What the task asks:
Scan the records and identify every line in which the string "Zhongshan" occurs, then return those lines.

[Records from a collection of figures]
================
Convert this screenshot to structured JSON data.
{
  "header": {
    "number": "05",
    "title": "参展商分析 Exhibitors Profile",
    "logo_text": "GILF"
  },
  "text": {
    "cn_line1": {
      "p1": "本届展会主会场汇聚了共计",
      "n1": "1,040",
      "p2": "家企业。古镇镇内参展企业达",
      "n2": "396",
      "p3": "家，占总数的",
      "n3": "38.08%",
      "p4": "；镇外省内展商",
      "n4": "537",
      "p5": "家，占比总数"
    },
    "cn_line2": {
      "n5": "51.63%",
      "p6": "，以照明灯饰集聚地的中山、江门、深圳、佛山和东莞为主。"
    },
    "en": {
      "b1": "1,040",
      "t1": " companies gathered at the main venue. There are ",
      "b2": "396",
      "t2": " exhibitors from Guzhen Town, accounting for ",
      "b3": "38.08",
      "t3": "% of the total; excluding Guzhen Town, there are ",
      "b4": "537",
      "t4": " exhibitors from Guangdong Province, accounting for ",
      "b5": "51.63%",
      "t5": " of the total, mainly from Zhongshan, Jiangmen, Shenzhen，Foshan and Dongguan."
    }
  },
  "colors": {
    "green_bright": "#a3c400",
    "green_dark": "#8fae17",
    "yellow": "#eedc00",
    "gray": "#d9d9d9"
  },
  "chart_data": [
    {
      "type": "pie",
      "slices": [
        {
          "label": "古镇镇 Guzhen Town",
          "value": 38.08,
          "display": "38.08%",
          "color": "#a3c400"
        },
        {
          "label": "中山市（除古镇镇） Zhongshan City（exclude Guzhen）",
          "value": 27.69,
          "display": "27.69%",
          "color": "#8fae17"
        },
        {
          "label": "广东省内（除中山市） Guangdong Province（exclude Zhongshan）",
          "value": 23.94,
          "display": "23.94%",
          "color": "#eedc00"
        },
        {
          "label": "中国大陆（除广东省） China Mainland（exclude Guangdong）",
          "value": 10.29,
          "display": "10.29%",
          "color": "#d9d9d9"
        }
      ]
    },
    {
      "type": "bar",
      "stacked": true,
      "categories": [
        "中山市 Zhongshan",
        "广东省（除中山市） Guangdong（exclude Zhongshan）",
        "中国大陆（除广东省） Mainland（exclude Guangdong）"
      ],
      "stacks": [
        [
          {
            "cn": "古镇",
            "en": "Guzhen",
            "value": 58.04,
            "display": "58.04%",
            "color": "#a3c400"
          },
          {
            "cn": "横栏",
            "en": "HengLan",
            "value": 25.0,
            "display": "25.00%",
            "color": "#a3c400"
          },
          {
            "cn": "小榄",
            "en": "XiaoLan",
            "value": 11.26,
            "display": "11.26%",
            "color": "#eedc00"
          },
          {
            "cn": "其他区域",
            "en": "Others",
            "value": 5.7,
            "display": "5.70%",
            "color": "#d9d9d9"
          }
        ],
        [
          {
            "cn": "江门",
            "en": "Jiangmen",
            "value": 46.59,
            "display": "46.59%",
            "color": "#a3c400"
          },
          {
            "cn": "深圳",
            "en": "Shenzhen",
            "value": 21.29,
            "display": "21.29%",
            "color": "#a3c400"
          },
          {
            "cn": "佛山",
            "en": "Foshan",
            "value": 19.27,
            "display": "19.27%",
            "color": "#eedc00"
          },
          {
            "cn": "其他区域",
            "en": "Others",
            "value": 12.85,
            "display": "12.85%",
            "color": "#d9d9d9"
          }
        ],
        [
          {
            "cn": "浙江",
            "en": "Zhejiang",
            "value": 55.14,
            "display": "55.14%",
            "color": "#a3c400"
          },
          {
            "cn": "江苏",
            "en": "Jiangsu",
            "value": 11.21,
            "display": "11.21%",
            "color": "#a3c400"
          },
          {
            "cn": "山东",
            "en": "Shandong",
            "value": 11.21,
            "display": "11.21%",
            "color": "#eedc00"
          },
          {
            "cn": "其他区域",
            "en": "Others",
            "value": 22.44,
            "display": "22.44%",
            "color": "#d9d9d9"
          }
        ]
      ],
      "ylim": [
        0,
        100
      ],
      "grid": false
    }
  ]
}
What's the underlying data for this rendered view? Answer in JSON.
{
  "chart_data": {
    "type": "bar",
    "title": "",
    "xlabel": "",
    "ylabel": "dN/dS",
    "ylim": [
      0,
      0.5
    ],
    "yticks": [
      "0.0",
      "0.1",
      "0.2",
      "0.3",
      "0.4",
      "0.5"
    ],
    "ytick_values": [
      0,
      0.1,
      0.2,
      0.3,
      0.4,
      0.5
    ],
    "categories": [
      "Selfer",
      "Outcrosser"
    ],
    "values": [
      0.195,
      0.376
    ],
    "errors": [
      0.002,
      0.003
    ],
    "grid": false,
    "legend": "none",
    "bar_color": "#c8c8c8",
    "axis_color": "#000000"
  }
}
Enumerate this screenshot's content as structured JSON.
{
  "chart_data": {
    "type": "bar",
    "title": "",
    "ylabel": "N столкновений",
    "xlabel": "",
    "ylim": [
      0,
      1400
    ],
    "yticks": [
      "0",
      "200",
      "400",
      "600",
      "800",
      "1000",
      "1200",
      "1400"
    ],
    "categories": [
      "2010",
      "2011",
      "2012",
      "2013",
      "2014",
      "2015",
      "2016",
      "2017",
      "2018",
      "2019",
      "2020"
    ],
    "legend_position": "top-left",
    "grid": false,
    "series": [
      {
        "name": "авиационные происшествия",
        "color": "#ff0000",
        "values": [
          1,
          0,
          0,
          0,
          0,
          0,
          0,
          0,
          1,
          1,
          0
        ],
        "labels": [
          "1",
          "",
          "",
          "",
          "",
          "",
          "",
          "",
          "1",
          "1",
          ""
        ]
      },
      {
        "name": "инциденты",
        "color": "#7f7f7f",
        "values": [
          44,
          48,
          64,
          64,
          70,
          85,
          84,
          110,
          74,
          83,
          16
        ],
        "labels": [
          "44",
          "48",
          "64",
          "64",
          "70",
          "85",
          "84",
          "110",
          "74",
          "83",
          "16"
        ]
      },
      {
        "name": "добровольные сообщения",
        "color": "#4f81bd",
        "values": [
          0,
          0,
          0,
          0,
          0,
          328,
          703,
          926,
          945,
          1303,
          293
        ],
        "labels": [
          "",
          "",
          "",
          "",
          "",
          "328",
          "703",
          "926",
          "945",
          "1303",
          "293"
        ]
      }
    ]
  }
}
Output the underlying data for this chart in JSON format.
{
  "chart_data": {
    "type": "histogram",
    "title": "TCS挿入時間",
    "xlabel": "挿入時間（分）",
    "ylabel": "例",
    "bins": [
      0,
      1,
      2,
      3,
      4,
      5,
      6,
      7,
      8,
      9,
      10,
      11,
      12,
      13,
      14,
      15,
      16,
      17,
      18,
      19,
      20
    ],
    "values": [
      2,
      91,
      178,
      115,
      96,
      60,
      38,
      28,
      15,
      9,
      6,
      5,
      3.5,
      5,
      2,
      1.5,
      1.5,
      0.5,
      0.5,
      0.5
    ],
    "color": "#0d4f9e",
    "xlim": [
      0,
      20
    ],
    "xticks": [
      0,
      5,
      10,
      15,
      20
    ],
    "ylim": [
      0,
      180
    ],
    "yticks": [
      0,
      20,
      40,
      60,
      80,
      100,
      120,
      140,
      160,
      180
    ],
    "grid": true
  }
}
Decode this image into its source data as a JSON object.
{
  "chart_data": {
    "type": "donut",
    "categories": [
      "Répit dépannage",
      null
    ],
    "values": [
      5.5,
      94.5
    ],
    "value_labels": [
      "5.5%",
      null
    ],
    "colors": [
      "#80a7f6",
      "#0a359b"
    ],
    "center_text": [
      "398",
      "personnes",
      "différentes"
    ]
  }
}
================
Exercise response:
      "t5": " of the total, mainly from Zhongshan, Jiangmen, Shenzhen，Foshan and Dongguan."
          "label": "中山市（除古镇镇） Zhongshan City（exclude Guzhen）",
          "label": "广东省内（除中山市） Guangdong Province（exclude Zhongshan）",
        "中山市 Zhongshan",
        "广东省（除中山市） Guangdong（exclude Zhongshan）",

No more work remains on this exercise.